Start of TASK INPUT
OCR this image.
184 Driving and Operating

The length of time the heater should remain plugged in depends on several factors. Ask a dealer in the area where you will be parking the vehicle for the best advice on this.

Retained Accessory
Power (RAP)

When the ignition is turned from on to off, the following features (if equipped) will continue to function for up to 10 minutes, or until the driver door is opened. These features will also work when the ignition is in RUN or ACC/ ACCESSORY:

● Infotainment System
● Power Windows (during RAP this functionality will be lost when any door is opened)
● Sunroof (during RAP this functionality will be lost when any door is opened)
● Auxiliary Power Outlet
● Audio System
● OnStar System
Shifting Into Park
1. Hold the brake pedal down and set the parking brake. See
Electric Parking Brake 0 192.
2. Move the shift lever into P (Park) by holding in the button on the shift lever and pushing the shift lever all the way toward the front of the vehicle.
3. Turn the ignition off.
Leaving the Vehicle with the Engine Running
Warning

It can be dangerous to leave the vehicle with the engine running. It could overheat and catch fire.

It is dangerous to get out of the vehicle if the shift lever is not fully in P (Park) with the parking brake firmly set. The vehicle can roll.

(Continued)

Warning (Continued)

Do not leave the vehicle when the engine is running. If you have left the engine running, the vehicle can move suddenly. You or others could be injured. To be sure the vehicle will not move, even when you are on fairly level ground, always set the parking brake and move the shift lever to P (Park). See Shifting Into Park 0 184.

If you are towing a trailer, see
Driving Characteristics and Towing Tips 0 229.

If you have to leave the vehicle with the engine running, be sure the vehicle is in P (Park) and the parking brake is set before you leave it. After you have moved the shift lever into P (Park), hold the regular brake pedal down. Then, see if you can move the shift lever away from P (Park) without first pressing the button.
End of TASK INPUT
WHAT TO WORK ON:
Give back the whole listing exactly as it reads.

ANSWER TO THE PROBLEM:
OCR this image.
184 Driving and Operating

The length of time the heater should remain plugged in depends on several factors. Ask a dealer in the area where you will be parking the vehicle for the best advice on this.

Retained Accessory
Power (RAP)

When the ignition is turned from on to off, the following features (if equipped) will continue to function for up to 10 minutes, or until the driver door is opened. These features will also work when the ignition is in RUN or ACC/ ACCESSORY:

● Infotainment System
● Power Windows (during RAP this functionality will be lost when any door is opened)
● Sunroof (during RAP this functionality will be lost when any door is opened)
● Auxiliary Power Outlet
● Audio System
● OnStar System
Shifting Into Park
1. Hold the brake pedal down and set the parking brake. See
Electric Parking Brake 0 192.
2. Move the shift lever into P (Park) by holding in the button on the shift lever and pushing the shift lever all the way toward the front of the vehicle.
3. Turn the ignition off.
Leaving the Vehicle with the Engine Running
Warning

It can be dangerous to leave the vehicle with the engine running. It could overheat and catch fire.

It is dangerous to get out of the vehicle if the shift lever is not fully in P (Park) with the parking brake firmly set. The vehicle can roll.

(Continued)

Warning (Continued)

Do not leave the vehicle when the engine is running. If you have left the engine running, the vehicle can move suddenly. You or others could be injured. To be sure the vehicle will not move, even when you are on fairly level ground, always set the parking brake and move the shift lever to P (Park). See Shifting Into Park 0 184.

If you are towing a trailer, see
Driving Characteristics and Towing Tips 0 229.

If you have to leave the vehicle with the engine running, be sure the vehicle is in P (Park) and the parking brake is set before you leave it. After you have moved the shift lever into P (Park), hold the regular brake pedal down. Then, see if you can move the shift lever away from P (Park) without first pressing the button.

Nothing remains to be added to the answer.